EXERCISE MATERIALS:
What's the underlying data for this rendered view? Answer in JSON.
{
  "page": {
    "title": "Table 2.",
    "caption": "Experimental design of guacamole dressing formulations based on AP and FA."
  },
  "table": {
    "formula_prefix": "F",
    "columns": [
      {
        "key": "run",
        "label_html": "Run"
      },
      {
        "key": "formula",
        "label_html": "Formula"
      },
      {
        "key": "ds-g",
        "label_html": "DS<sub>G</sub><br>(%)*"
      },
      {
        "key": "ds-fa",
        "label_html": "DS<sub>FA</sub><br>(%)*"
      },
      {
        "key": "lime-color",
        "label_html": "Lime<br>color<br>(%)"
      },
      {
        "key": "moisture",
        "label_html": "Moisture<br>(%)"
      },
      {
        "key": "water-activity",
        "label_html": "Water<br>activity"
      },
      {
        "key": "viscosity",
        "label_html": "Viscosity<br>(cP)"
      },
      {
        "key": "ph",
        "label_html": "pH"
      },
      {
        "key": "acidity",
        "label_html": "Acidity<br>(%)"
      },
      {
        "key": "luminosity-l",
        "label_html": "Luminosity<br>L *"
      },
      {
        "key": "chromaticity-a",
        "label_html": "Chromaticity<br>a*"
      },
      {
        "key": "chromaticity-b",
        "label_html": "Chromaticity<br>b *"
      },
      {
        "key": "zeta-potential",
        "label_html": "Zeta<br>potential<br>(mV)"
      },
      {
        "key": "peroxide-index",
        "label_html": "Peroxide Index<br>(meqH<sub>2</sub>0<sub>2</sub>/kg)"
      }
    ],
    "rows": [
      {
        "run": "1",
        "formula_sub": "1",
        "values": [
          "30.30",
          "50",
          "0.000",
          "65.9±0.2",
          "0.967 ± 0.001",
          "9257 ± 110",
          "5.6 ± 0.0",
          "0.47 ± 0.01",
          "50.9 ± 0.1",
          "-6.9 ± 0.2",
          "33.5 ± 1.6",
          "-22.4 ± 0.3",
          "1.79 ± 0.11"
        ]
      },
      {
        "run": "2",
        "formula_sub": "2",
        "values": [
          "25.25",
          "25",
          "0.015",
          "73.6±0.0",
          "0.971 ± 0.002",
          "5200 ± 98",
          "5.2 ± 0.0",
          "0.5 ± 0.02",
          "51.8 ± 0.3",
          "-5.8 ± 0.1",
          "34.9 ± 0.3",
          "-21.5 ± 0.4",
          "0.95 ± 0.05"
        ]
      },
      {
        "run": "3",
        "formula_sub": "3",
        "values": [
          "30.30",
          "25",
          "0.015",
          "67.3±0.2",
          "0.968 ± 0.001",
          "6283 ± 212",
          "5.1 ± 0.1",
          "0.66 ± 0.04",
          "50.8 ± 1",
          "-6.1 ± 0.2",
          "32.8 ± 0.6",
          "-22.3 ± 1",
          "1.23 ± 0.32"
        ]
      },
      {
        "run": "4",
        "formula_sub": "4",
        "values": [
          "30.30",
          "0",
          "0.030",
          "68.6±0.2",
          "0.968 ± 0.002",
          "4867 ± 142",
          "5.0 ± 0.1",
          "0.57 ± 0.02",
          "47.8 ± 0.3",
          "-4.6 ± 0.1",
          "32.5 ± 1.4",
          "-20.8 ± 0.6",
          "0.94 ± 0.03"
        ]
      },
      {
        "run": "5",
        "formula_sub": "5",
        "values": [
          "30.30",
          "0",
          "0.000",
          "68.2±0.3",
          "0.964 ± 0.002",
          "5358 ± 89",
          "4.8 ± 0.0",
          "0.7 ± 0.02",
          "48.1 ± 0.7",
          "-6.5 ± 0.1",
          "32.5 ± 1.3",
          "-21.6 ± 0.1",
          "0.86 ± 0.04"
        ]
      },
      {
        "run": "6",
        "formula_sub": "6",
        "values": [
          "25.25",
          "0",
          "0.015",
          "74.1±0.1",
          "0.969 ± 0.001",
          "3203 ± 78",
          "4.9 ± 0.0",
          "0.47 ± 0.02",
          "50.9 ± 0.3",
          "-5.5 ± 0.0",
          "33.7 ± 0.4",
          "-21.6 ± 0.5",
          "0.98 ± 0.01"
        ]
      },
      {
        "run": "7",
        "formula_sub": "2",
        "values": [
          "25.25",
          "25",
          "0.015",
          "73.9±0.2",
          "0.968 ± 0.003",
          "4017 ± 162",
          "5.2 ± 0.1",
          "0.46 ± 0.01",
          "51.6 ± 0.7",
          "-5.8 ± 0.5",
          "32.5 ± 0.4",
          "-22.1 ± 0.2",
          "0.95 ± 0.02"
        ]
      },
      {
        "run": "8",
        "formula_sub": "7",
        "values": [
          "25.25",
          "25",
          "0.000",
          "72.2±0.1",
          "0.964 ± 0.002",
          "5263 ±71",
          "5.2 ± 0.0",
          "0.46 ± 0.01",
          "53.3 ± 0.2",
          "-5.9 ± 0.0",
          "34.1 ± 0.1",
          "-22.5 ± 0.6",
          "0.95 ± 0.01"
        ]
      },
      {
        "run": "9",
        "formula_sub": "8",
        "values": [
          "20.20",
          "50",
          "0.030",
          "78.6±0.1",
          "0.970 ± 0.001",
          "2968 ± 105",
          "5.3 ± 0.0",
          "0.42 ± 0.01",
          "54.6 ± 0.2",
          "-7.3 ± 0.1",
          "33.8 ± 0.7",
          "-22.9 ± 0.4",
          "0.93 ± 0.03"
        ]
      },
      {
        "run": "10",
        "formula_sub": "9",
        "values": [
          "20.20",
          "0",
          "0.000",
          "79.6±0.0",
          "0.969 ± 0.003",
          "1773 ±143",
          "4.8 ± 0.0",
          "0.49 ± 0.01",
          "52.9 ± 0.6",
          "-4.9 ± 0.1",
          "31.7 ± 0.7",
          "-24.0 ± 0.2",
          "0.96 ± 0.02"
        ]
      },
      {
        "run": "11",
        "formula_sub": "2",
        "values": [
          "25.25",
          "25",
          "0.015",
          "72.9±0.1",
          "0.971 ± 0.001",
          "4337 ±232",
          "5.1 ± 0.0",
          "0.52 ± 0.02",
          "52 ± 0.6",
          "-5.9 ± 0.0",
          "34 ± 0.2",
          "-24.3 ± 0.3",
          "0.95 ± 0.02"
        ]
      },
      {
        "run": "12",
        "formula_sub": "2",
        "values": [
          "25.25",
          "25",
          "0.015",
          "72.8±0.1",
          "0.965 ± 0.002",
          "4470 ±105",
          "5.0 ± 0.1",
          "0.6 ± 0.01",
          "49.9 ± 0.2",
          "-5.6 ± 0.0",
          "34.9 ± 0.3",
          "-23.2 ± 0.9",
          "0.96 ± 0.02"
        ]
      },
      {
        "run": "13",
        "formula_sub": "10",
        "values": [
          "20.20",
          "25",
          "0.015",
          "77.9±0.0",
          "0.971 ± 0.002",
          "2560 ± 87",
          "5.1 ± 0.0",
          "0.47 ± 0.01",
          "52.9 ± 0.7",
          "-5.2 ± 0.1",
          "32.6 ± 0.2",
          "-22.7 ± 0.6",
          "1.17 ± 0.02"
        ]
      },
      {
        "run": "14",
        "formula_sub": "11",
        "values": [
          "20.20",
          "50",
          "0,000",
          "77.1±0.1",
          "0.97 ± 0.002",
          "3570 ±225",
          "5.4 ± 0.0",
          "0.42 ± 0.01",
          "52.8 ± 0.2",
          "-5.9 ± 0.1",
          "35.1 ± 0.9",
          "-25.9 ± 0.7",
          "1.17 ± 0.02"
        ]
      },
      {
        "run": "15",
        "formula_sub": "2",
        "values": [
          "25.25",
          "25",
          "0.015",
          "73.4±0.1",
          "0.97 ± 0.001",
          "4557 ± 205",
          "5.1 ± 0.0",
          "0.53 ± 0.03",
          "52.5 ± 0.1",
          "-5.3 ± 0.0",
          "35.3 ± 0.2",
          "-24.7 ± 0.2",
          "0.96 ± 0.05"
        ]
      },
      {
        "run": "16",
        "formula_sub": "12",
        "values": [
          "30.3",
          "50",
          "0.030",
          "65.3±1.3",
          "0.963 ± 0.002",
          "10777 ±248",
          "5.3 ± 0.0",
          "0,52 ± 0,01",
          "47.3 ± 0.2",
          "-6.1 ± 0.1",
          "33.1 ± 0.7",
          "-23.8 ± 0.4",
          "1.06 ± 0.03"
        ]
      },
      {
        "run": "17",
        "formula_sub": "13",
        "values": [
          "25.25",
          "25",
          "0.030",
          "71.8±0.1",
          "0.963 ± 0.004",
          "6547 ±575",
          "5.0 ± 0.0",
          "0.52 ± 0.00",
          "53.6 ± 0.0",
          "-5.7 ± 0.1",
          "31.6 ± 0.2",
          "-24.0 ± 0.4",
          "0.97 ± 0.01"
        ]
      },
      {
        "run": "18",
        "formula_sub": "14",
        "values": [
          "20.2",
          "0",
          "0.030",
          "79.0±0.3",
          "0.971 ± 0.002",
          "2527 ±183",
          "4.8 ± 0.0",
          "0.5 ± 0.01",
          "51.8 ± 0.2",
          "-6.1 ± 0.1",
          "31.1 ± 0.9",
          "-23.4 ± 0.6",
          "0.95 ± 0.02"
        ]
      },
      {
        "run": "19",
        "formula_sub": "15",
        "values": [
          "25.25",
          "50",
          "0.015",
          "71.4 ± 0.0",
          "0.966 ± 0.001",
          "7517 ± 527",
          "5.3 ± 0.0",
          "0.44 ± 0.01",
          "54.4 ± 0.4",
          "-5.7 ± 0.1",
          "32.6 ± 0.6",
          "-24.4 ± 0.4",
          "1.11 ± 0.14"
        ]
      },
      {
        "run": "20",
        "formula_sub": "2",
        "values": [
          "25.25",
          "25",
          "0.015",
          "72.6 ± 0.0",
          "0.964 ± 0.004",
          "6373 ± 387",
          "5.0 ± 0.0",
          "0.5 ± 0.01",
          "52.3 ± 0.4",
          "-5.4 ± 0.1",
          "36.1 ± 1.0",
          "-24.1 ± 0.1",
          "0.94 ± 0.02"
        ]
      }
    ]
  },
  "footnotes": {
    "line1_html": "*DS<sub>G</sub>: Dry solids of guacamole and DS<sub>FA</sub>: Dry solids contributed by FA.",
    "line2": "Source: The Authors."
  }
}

STATED TASK: Pull every line containing the word "potential" out of the material.

ANSWER TO THE EXERCISE:
        "key": "zeta-potential",
        "label_html": "Zeta<br>potential<br>(mV)"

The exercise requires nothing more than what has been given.